◆ **AIM OF THE EXERCISE**:
Without the pictures, copy all the entries below exactly.
* begin EXTRACTED ENTRIES *
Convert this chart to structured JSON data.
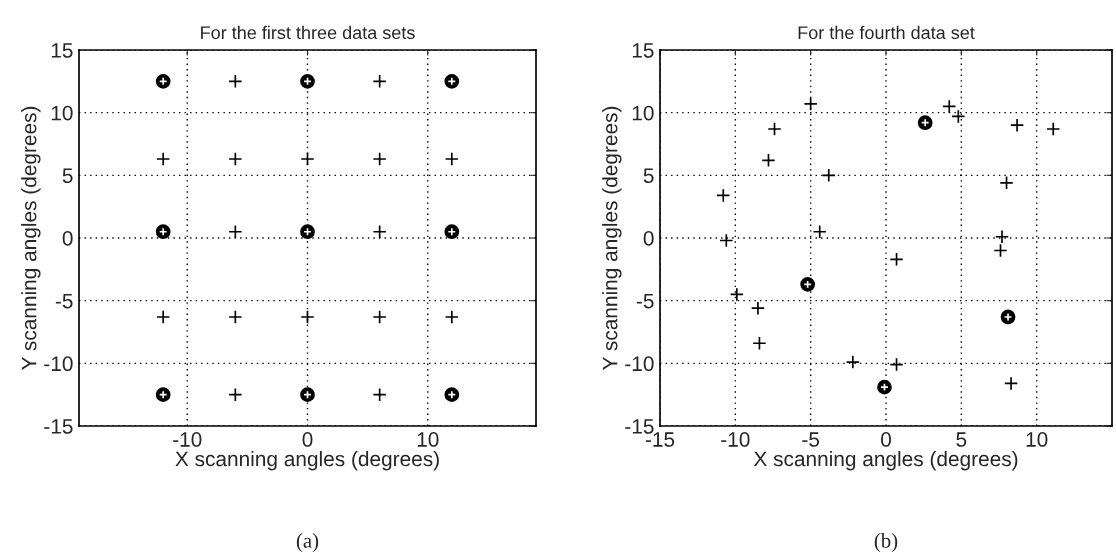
{
  "chart_data": [
    {
      "type": "scatter",
      "title": "For the first three data sets",
      "xlabel": "X scanning angles (degrees)",
      "ylabel": "Y scanning angles (degrees)",
      "xlim": [
        -19,
        19
      ],
      "ylim": [
        -15,
        15
      ],
      "xticks": [
        -10,
        0,
        10
      ],
      "yticks": [
        -15,
        -10,
        -5,
        0,
        5,
        10,
        15
      ],
      "grid": true,
      "annotations": [
        "(a)"
      ],
      "series": [
        {
          "color": "#000000",
          "marker": "cross",
          "x": [
            -6,
            6,
            -12,
            -6,
            0,
            6,
            12,
            -6,
            6,
            -12,
            -6,
            0,
            6,
            12,
            -6,
            6
          ],
          "values": [
            12.5,
            12.5,
            6.3,
            6.3,
            6.3,
            6.3,
            6.3,
            0.5,
            0.5,
            -6.3,
            -6.3,
            -6.3,
            -6.3,
            -6.3,
            -12.5,
            -12.5
          ]
        },
        {
          "color": "#000000",
          "marker": "circle",
          "x": [
            -12,
            0,
            12,
            -12,
            0,
            12,
            -12,
            0,
            12
          ],
          "values": [
            12.5,
            12.5,
            12.5,
            0.5,
            0.5,
            0.5,
            -12.5,
            -12.5,
            -12.5
          ]
        }
      ]
    },
    {
      "type": "scatter",
      "title": "For the fourth data set",
      "xlabel": "X scanning angles (degrees)",
      "ylabel": "Y scanning angles (degrees)",
      "xlim": [
        -15,
        15
      ],
      "ylim": [
        -15,
        15
      ],
      "xticks": [
        -15,
        -10,
        -5,
        0,
        5,
        10
      ],
      "yticks": [
        -15,
        -10,
        -5,
        0,
        5,
        10,
        15
      ],
      "grid": true,
      "annotations": [
        "(b)"
      ],
      "series": [
        {
          "color": "#000000",
          "marker": "cross",
          "x": [
            -5.0,
            -7.4,
            -7.8,
            -3.8,
            -10.8,
            -10.6,
            -4.4,
            -9.9,
            -8.5,
            -8.4,
            -2.2,
            0.7,
            0.7,
            4.2,
            4.8,
            8.7,
            11.1,
            8.0,
            7.7,
            7.6,
            8.3
          ],
          "values": [
            10.7,
            8.7,
            6.2,
            5.0,
            3.4,
            -0.2,
            0.5,
            -4.5,
            -5.6,
            -8.4,
            -9.9,
            -10.1,
            -1.7,
            10.5,
            9.7,
            9.0,
            8.7,
            4.4,
            0.1,
            -1.0,
            -11.6
          ]
        },
        {
          "color": "#000000",
          "marker": "circle",
          "x": [
            2.6,
            -5.2,
            8.1,
            -0.1
          ],
          "values": [
            9.2,
            -3.7,
            -6.3,
            -11.9
          ]
        }
      ]
    }
  ]
}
* end EXTRACTED ENTRIES *
◆ **REPLY**:
Convert this chart to structured JSON data.
{
  "chart_data": [
    {
      "type": "scatter",
      "title": "For the first three data sets",
      "xlabel": "X scanning angles (degrees)",
      "ylabel": "Y scanning angles (degrees)",
      "xlim": [
        -19,
        19
      ],
      "ylim": [
        -15,
        15
      ],
      "xticks": [
        -10,
        0,
        10
      ],
      "yticks": [
        -15,
        -10,
        -5,
        0,
        5,
        10,
        15
      ],
      "grid": true,
      "annotations": [
        "(a)"
      ],
      "series": [
        {
          "color": "#000000",
          "marker": "cross",
          "x": [
            -6,
            6,
            -12,
            -6,
            0,
            6,
            12,
            -6,
            6,
            -12,
            -6,
            0,
            6,
            12,
            -6,
            6
          ],
          "values": [
            12.5,
            12.5,
            6.3,
            6.3,
            6.3,
            6.3,
            6.3,
            0.5,
            0.5,
            -6.3,
            -6.3,
            -6.3,
            -6.3,
            -6.3,
            -12.5,
            -12.5
          ]
        },
        {
          "color": "#000000",
          "marker": "circle",
          "x": [
            -12,
            0,
            12,
            -12,
            0,
            12,
            -12,
            0,
            12
          ],
          "values": [
            12.5,
            12.5,
            12.5,
            0.5,
            0.5,
            0.5,
            -12.5,
            -12.5,
            -12.5
          ]
        }
      ]
    },
    {
      "type": "scatter",
      "title": "For the fourth data set",
      "xlabel": "X scanning angles (degrees)",
      "ylabel": "Y scanning angles (degrees)",
      "xlim": [
        -15,
        15
      ],
      "ylim": [
        -15,
        15
      ],
      "xticks": [
        -15,
        -10,
        -5,
        0,
        5,
        10
      ],
      "yticks": [
        -15,
        -10,
        -5,
        0,
        5,
        10,
        15
      ],
      "grid": true,
      "annotations": [
        "(b)"
      ],
      "series": [
        {
          "color": "#000000",
          "marker": "cross",
          "x": [
            -5.0,
            -7.4,
            -7.8,
            -3.8,
            -10.8,
            -10.6,
            -4.4,
            -9.9,
            -8.5,
            -8.4,
            -2.2,
            0.7,
            0.7,
            4.2,
            4.8,
            8.7,
            11.1,
            8.0,
            7.7,
            7.6,
            8.3
          ],
          "values": [
            10.7,
            8.7,
            6.2,
            5.0,
            3.4,
            -0.2,
            0.5,
            -4.5,
            -5.6,
            -8.4,
            -9.9,
            -10.1,
            -1.7,
            10.5,
            9.7,
            9.0,
            8.7,
            4.4,
            0.1,
            -1.0,
            -11.6
          ]
        },
        {
          "color": "#000000",
          "marker": "circle",
          "x": [
            2.6,
            -5.2,
            8.1,
            -0.1
          ],
          "values": [
            9.2,
            -3.7,
            -6.3,
            -11.9
          ]
        }
      ]
    }
  ]
}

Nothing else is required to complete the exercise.